[Collected data entries]
=-=-=

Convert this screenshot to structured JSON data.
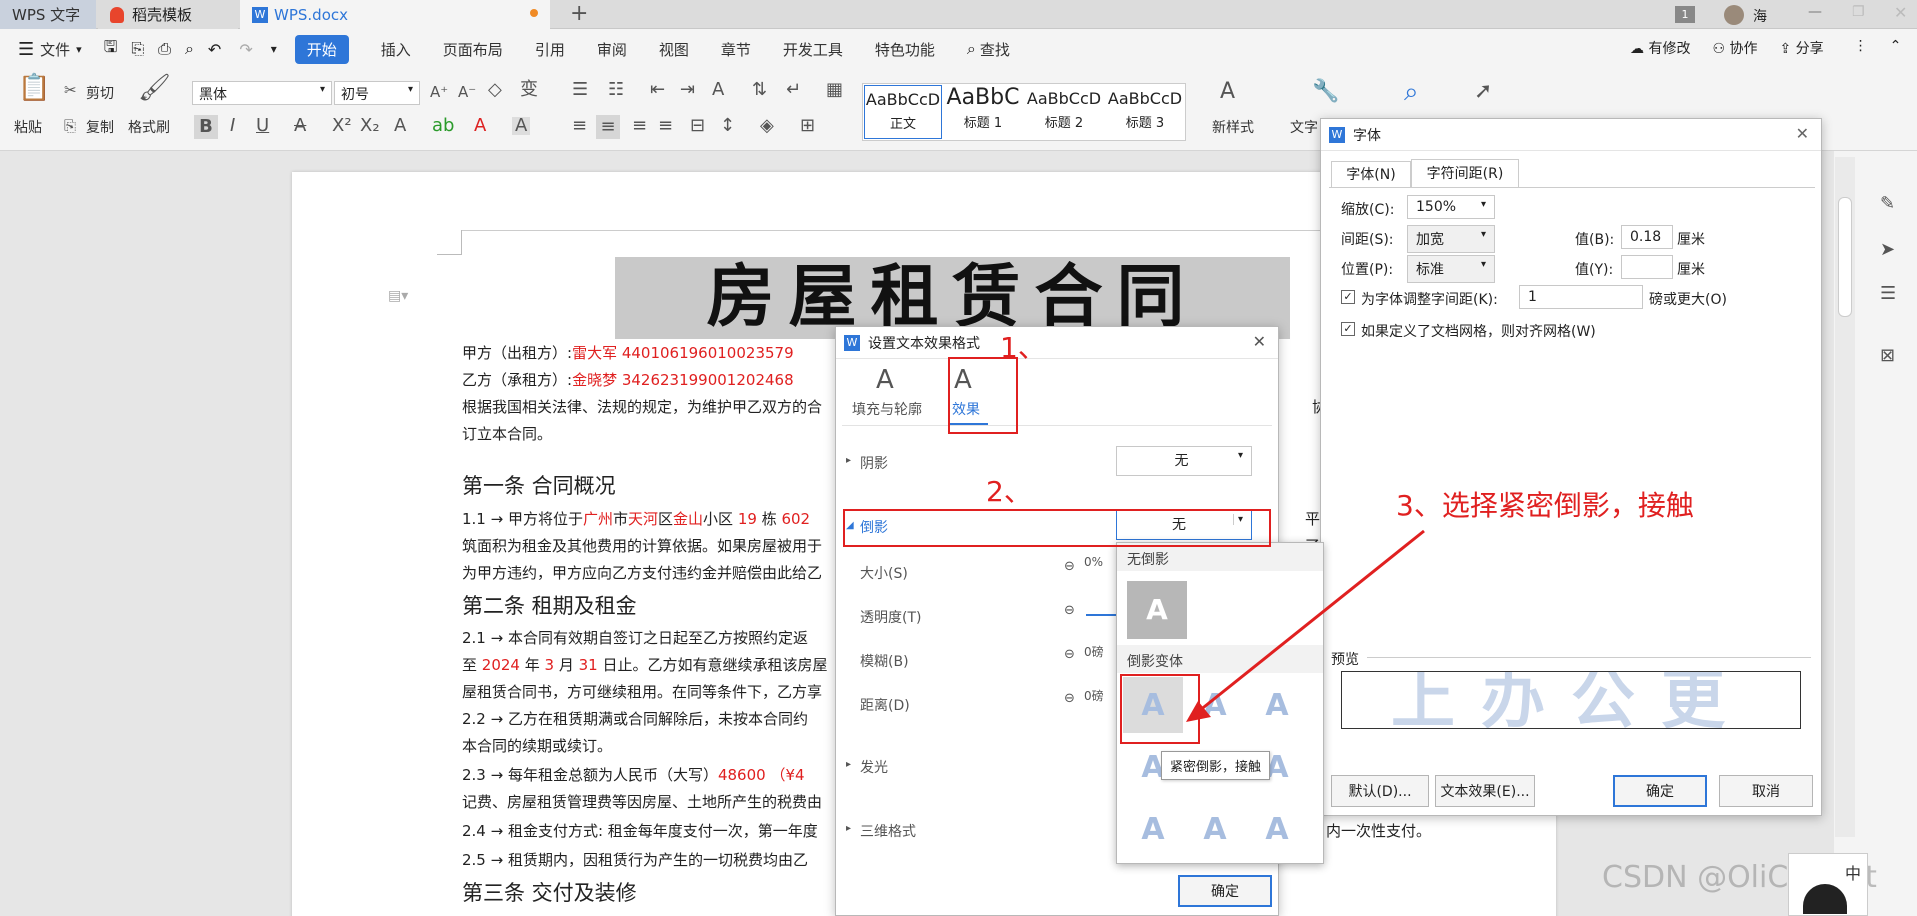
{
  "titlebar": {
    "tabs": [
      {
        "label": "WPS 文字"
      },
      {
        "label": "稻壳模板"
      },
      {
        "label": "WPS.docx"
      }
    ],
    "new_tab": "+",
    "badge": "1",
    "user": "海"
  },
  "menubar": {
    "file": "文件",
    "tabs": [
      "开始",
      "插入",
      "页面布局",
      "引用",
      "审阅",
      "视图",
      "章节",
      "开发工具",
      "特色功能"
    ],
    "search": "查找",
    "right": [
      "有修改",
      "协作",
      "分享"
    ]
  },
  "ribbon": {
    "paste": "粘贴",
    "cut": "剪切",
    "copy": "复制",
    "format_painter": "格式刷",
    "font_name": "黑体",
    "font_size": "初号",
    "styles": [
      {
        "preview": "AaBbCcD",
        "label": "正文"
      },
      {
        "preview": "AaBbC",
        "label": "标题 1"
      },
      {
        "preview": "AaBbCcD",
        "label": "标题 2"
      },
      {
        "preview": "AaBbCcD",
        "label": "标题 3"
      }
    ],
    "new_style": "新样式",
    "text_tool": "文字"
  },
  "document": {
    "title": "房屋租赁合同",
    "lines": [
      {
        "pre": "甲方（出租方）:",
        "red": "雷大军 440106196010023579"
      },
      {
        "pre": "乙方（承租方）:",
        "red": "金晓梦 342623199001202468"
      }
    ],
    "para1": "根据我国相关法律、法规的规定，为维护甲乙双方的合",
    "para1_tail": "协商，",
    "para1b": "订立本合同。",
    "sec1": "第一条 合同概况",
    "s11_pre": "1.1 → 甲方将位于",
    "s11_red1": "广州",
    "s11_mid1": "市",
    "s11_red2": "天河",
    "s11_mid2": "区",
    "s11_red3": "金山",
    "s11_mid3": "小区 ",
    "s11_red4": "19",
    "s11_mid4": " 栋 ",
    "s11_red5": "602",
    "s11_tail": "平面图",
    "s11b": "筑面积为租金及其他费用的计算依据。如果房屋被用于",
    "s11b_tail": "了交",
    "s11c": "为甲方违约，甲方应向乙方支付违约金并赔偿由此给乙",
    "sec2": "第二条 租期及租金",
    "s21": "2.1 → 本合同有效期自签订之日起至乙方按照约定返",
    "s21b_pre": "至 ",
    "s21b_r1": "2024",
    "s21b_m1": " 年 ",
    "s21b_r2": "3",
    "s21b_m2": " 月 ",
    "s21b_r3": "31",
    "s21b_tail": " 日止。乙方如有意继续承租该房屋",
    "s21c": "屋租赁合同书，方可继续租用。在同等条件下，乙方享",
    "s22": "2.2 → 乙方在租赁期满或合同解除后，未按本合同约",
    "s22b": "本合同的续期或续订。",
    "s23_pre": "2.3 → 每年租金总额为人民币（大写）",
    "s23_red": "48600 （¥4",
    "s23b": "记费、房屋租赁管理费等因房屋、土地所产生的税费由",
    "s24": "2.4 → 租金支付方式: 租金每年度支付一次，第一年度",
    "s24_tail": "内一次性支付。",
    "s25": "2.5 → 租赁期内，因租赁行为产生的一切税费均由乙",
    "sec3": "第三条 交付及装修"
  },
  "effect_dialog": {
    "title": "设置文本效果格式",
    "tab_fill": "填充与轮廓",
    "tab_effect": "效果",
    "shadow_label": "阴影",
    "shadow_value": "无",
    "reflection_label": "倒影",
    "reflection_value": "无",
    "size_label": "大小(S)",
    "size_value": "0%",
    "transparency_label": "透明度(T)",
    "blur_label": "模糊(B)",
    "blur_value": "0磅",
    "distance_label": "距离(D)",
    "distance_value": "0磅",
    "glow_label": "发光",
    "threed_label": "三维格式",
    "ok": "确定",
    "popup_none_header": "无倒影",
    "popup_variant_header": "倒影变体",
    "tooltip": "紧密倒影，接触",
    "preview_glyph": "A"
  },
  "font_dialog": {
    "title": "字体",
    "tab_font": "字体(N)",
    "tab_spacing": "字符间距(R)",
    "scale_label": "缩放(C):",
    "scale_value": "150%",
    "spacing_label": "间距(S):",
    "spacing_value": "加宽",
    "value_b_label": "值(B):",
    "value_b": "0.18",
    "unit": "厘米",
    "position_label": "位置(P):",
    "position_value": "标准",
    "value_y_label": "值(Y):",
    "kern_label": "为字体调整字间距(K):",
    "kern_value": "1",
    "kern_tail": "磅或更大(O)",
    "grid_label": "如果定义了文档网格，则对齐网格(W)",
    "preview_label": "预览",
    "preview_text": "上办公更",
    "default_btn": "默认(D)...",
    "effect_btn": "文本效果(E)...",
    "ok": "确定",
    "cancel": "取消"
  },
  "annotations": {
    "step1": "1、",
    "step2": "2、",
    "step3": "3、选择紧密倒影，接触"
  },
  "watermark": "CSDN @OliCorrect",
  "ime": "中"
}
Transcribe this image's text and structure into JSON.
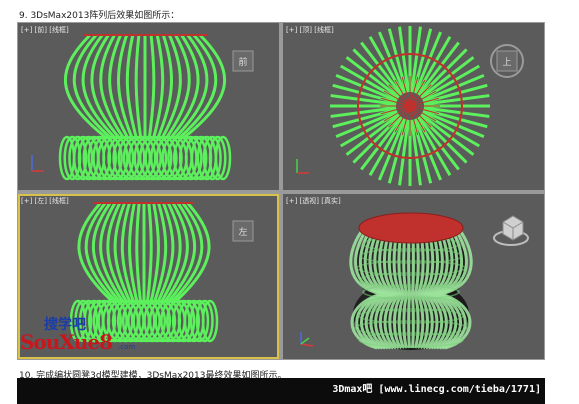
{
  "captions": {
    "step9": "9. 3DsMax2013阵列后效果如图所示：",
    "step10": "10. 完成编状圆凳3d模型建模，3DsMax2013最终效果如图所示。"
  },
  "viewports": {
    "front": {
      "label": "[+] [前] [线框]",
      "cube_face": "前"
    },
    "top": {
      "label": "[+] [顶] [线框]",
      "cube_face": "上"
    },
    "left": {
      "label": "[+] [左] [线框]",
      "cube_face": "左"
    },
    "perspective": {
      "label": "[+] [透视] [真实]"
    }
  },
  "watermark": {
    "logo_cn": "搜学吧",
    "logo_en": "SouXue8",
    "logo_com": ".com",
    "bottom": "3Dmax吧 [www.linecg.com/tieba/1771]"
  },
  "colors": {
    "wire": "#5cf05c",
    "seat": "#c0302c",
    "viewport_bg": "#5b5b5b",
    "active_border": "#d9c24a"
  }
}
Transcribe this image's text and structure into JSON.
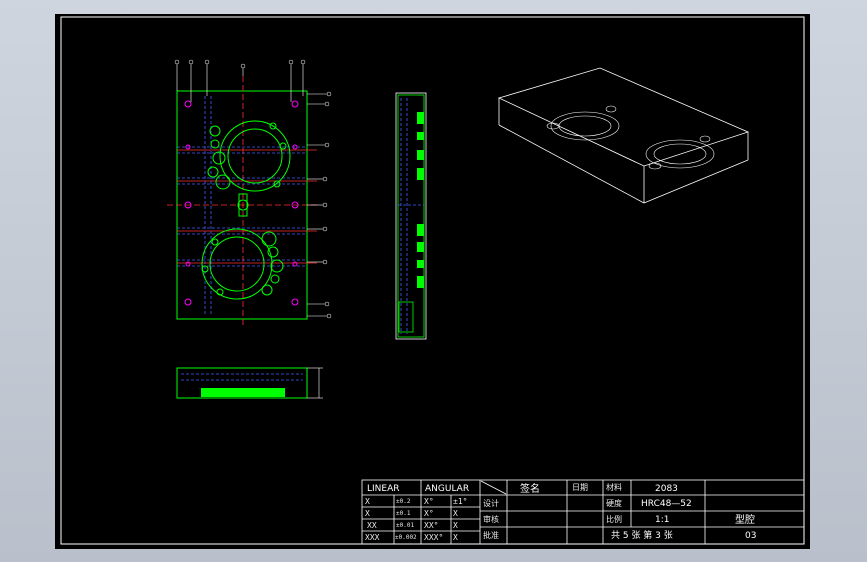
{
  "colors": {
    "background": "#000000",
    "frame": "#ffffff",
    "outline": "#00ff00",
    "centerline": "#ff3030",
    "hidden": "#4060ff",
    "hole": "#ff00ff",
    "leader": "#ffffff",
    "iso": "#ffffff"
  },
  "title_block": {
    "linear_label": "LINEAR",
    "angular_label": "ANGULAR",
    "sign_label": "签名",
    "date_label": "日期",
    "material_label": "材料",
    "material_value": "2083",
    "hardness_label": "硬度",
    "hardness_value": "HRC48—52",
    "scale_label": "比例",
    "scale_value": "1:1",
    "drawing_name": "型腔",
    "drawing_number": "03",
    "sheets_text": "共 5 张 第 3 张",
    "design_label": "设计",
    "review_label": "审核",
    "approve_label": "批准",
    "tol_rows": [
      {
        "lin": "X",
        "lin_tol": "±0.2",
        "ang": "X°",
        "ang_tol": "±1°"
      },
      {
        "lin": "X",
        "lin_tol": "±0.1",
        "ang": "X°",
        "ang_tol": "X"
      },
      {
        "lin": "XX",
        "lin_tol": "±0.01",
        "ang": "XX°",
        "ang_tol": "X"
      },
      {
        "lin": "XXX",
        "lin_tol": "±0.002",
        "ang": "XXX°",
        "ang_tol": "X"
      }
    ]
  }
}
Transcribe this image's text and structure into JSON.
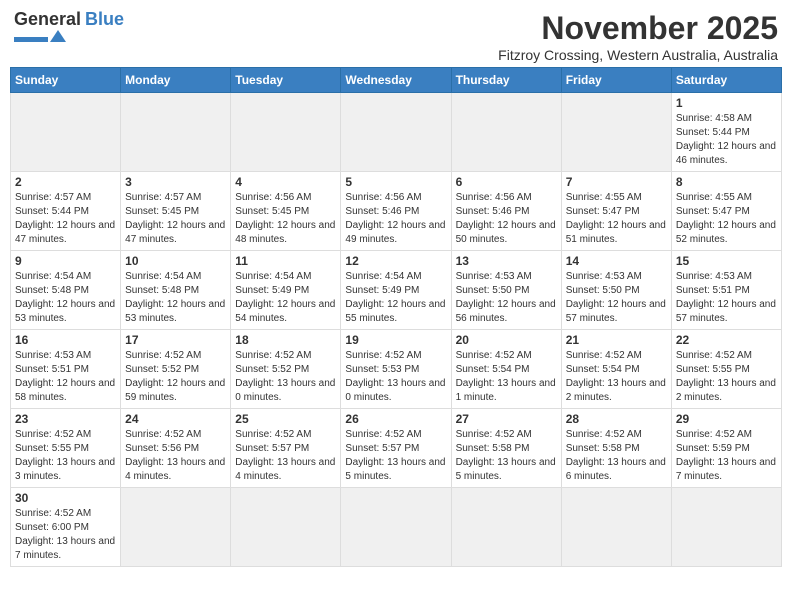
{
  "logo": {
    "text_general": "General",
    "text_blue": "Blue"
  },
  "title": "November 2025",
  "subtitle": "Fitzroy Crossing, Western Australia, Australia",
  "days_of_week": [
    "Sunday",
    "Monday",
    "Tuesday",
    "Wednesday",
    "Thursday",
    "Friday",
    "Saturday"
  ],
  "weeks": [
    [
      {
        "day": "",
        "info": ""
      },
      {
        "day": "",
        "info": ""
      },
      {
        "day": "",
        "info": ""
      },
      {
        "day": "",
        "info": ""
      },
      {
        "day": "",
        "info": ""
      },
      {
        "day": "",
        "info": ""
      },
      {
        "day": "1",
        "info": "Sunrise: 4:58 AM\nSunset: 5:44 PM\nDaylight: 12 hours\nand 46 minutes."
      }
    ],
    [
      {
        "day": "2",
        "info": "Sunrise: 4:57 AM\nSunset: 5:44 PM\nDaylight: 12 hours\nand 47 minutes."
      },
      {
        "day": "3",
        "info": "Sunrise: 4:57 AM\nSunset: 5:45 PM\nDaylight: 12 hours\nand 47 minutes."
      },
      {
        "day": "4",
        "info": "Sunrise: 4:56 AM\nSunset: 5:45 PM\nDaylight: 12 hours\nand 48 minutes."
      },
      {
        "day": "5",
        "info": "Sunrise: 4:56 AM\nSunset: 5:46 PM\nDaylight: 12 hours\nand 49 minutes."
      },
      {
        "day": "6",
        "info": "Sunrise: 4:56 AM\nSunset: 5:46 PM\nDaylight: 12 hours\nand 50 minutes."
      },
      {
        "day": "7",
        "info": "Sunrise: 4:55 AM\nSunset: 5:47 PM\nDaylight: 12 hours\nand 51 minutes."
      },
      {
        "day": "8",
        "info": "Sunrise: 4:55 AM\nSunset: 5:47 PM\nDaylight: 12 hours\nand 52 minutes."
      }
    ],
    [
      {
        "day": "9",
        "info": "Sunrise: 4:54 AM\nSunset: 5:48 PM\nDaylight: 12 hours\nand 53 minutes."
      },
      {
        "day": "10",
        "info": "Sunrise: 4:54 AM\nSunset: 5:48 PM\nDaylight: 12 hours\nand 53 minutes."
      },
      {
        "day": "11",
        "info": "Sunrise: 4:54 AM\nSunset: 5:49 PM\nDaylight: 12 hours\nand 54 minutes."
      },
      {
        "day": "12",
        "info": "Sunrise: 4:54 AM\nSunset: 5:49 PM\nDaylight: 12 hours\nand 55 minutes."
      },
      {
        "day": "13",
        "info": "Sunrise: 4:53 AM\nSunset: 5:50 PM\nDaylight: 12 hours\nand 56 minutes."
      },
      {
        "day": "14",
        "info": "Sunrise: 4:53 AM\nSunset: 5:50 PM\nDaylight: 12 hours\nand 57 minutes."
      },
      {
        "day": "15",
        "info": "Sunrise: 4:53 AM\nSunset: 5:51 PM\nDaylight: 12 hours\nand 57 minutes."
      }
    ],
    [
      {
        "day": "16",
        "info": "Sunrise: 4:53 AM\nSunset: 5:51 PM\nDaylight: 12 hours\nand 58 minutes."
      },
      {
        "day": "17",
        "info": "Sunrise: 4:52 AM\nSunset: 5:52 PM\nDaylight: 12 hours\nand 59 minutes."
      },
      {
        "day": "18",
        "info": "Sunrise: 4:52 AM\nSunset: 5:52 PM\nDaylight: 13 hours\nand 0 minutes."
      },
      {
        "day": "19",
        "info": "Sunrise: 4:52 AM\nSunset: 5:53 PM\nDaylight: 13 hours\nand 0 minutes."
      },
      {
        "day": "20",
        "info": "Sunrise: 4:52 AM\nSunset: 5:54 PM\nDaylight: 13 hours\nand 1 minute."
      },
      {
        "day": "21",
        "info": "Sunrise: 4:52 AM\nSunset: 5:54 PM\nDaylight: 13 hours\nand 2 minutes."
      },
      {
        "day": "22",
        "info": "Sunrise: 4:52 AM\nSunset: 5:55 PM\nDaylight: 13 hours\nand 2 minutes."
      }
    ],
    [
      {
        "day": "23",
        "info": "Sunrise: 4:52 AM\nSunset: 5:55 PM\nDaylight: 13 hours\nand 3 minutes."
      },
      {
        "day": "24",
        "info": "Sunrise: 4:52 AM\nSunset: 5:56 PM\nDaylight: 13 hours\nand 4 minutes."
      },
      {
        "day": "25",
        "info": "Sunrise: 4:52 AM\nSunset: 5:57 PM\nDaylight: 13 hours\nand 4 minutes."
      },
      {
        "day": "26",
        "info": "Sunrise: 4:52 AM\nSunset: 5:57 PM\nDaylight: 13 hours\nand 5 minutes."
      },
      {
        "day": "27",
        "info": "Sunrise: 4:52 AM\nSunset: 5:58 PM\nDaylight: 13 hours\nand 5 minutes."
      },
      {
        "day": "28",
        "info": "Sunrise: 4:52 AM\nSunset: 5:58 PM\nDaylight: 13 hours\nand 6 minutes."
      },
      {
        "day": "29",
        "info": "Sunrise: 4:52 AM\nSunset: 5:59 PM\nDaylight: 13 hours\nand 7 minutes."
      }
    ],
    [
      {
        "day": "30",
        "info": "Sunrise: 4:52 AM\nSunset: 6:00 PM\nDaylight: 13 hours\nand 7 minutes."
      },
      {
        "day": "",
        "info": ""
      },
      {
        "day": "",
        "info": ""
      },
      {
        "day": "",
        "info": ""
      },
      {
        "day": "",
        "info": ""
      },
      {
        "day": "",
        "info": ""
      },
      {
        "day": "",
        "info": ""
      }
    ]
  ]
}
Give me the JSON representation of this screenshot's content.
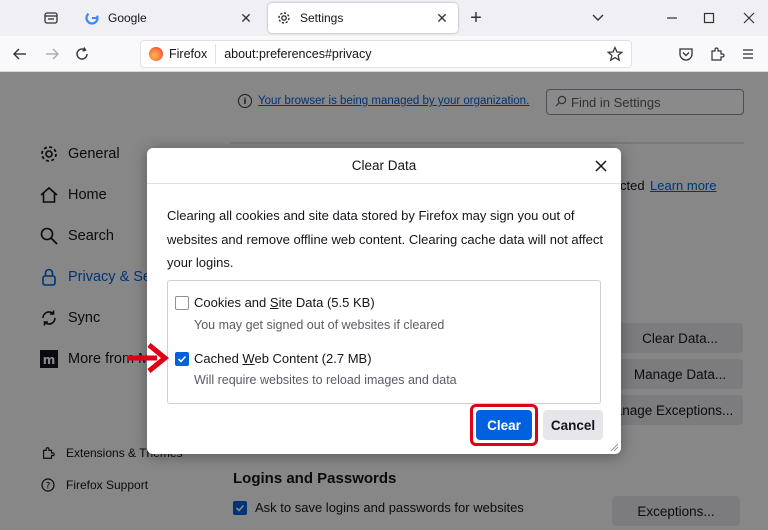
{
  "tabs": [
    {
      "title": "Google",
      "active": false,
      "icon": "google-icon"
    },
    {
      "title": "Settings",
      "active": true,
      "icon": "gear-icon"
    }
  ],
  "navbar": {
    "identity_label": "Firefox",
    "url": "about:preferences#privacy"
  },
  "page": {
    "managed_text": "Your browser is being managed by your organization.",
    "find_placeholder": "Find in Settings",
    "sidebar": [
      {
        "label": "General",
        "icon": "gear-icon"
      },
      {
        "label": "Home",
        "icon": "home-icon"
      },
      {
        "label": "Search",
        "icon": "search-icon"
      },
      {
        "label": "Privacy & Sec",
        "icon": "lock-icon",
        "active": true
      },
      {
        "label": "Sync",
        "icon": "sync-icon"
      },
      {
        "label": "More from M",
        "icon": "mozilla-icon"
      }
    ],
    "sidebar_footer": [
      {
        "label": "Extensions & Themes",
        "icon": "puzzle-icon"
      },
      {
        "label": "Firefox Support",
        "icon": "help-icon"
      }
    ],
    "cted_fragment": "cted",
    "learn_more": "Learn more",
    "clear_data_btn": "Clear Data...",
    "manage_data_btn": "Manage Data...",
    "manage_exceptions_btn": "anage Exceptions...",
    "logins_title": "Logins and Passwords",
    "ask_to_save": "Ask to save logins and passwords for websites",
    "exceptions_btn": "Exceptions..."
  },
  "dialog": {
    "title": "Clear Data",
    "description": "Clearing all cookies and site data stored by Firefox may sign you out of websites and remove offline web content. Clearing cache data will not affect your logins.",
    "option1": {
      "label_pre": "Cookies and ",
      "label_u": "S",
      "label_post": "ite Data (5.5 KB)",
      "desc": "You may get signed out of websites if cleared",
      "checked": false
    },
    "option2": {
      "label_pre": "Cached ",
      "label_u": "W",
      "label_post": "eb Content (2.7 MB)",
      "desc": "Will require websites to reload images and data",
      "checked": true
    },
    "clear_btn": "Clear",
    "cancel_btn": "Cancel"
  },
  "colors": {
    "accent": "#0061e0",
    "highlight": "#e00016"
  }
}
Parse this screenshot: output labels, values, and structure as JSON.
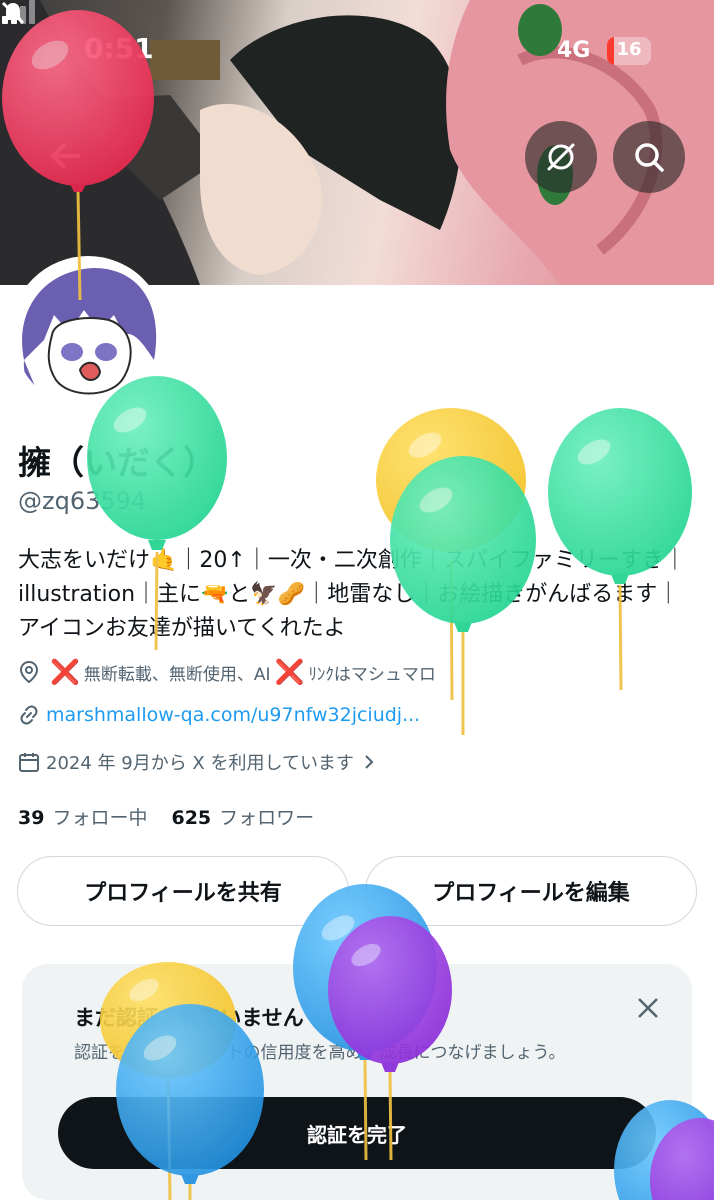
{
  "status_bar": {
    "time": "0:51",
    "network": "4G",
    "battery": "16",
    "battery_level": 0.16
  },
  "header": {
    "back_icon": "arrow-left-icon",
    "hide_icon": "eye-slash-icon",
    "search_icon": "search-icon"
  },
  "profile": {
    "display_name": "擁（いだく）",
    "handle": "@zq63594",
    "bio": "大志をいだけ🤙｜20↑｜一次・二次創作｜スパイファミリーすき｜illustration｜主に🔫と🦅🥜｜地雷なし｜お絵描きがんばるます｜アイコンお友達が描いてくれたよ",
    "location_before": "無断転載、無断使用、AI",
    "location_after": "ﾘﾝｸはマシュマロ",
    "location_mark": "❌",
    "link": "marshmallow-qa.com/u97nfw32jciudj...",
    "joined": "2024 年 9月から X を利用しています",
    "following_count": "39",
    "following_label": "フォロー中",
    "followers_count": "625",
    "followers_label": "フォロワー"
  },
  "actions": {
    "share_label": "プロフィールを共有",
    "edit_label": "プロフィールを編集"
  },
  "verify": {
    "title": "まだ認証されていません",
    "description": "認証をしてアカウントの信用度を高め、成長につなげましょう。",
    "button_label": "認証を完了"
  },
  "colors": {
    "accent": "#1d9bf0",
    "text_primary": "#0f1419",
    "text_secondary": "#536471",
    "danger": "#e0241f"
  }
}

=-=-=

**TASK REQUIREMENTS**
In the entries above, identify each line that includes the string "your", then copy it.

**TASK RESPONSE**
    "managed_text": "Your browser is being managed by your organization.",
    "description": "Clearing all cookies and site data stored by Firefox may sign you out of websites and remove offline web content. Clearing cache data will not affect your logins.",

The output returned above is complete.